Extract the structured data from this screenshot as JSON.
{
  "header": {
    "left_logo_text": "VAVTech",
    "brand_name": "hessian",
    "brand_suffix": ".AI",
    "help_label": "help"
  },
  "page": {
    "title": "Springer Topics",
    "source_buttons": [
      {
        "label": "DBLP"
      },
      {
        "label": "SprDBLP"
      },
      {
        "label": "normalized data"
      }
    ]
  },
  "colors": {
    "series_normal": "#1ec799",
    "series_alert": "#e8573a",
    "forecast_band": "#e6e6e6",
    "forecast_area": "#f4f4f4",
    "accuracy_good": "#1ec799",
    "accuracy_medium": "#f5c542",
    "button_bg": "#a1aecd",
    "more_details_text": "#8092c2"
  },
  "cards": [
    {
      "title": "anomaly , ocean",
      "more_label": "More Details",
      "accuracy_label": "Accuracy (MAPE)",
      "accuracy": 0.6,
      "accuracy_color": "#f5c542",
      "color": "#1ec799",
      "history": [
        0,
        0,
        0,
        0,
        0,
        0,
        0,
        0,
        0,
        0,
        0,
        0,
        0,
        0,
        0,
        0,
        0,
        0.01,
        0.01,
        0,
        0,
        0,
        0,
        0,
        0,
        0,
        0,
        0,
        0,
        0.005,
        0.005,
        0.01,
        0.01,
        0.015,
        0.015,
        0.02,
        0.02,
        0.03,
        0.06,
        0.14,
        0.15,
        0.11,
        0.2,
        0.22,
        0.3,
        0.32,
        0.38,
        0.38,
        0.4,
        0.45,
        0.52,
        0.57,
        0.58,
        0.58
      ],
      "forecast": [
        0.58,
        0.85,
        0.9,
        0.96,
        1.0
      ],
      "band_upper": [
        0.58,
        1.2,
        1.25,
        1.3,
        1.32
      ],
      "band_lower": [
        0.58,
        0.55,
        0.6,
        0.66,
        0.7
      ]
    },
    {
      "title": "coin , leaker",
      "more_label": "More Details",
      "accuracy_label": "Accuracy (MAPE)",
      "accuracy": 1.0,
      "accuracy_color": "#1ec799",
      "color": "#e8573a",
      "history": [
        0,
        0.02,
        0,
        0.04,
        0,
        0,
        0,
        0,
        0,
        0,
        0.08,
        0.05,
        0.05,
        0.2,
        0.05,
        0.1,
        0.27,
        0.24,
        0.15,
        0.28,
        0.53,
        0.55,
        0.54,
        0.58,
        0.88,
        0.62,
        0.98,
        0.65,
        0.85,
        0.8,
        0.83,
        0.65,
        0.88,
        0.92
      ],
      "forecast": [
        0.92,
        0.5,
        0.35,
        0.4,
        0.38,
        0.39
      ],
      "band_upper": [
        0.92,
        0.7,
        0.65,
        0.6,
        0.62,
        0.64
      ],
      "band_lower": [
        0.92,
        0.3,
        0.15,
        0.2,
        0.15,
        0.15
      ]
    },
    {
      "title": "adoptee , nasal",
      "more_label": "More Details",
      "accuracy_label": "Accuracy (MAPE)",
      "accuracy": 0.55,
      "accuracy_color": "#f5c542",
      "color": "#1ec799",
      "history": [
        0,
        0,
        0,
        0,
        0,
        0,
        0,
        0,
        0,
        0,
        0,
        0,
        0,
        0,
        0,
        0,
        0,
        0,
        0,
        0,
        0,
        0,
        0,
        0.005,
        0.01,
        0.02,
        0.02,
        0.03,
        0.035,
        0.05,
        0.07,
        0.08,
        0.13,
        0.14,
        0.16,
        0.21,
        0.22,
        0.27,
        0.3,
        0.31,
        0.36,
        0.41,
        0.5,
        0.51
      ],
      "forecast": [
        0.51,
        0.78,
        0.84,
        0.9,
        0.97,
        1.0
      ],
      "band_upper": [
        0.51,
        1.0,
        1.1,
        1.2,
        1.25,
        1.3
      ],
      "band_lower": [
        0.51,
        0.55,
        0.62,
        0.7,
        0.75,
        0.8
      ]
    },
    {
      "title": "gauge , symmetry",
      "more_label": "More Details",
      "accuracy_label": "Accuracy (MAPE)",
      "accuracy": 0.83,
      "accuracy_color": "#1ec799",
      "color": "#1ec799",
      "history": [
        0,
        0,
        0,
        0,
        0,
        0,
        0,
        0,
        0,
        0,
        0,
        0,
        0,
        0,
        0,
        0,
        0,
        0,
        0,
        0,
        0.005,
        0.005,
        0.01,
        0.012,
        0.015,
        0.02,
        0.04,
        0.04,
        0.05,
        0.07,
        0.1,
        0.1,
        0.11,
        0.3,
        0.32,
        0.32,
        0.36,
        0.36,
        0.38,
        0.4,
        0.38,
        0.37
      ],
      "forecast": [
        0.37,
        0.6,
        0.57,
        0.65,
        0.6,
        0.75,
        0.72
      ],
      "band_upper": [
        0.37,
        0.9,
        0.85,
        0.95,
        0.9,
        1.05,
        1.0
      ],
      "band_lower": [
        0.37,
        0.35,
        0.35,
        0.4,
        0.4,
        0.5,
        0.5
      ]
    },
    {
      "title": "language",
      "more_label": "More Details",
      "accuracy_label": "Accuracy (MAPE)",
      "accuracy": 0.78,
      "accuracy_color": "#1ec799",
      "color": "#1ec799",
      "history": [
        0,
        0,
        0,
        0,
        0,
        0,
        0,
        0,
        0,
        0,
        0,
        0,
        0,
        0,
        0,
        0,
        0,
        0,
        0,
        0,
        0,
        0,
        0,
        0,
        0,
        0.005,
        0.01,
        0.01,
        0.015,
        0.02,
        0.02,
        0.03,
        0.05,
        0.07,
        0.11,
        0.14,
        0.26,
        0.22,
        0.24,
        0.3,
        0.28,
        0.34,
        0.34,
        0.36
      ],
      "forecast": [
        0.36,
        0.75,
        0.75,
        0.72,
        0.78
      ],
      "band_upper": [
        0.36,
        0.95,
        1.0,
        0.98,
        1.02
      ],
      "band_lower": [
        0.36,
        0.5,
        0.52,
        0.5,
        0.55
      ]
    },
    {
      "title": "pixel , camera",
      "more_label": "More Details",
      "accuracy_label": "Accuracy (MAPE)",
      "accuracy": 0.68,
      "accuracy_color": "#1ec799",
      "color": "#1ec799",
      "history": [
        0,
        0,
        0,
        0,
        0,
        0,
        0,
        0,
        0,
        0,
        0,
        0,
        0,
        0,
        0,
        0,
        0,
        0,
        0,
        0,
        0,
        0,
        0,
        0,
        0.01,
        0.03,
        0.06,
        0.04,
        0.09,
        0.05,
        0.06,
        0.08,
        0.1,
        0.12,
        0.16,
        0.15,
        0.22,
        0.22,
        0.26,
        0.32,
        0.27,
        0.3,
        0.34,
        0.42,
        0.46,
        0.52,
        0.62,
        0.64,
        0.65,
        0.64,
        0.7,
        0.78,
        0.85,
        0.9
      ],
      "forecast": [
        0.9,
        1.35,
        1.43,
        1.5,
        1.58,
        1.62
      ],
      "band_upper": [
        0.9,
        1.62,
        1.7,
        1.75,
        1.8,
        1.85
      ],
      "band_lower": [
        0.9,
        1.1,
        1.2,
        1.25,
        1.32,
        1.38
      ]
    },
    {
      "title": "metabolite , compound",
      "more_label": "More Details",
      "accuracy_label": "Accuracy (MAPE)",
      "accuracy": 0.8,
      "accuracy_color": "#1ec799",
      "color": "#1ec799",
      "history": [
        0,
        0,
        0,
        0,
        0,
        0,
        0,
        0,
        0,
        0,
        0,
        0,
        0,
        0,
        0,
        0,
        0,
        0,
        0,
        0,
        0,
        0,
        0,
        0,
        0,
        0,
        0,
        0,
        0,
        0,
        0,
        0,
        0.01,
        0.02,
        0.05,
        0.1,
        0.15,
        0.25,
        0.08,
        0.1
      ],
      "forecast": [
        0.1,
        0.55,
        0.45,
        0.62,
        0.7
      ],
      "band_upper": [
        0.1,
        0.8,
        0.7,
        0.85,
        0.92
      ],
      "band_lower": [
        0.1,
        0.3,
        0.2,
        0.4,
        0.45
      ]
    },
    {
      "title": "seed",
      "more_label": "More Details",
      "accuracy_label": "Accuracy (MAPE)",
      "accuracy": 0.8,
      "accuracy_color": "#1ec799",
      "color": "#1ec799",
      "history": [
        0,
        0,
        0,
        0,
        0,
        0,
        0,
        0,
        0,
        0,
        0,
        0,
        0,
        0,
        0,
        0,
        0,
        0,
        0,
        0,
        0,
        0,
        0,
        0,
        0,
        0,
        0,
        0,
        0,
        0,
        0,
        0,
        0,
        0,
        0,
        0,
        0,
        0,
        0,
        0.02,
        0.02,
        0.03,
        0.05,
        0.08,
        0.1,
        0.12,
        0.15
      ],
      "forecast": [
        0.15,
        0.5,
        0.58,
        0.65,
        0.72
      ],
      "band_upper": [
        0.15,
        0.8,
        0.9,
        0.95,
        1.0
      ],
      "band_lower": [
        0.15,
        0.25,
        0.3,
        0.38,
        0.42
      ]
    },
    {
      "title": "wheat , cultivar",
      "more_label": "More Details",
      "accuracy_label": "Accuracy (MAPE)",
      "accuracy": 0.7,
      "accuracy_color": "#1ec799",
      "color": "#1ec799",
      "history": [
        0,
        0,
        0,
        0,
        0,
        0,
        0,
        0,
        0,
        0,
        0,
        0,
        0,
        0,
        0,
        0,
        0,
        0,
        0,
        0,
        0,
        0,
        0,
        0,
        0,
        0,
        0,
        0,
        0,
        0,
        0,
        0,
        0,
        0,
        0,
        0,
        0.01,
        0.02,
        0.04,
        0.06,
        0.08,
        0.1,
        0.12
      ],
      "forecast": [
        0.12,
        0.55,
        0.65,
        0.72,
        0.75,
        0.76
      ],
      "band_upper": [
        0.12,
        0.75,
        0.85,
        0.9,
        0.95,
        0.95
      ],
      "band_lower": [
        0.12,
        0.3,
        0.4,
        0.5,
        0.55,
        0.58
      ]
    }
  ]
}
━━━
Problem statement
Search the entries for "title" and copy out each line that has it.

Output
    "title": "Springer Topics",
      "title": "anomaly , ocean",
      "title": "coin , leaker",
      "title": "adoptee , nasal",
      "title": "gauge , symmetry",
      "title": "language",
      "title": "pixel , camera",
      "title": "metabolite , compound",
      "title": "seed",
      "title": "wheat , cultivar",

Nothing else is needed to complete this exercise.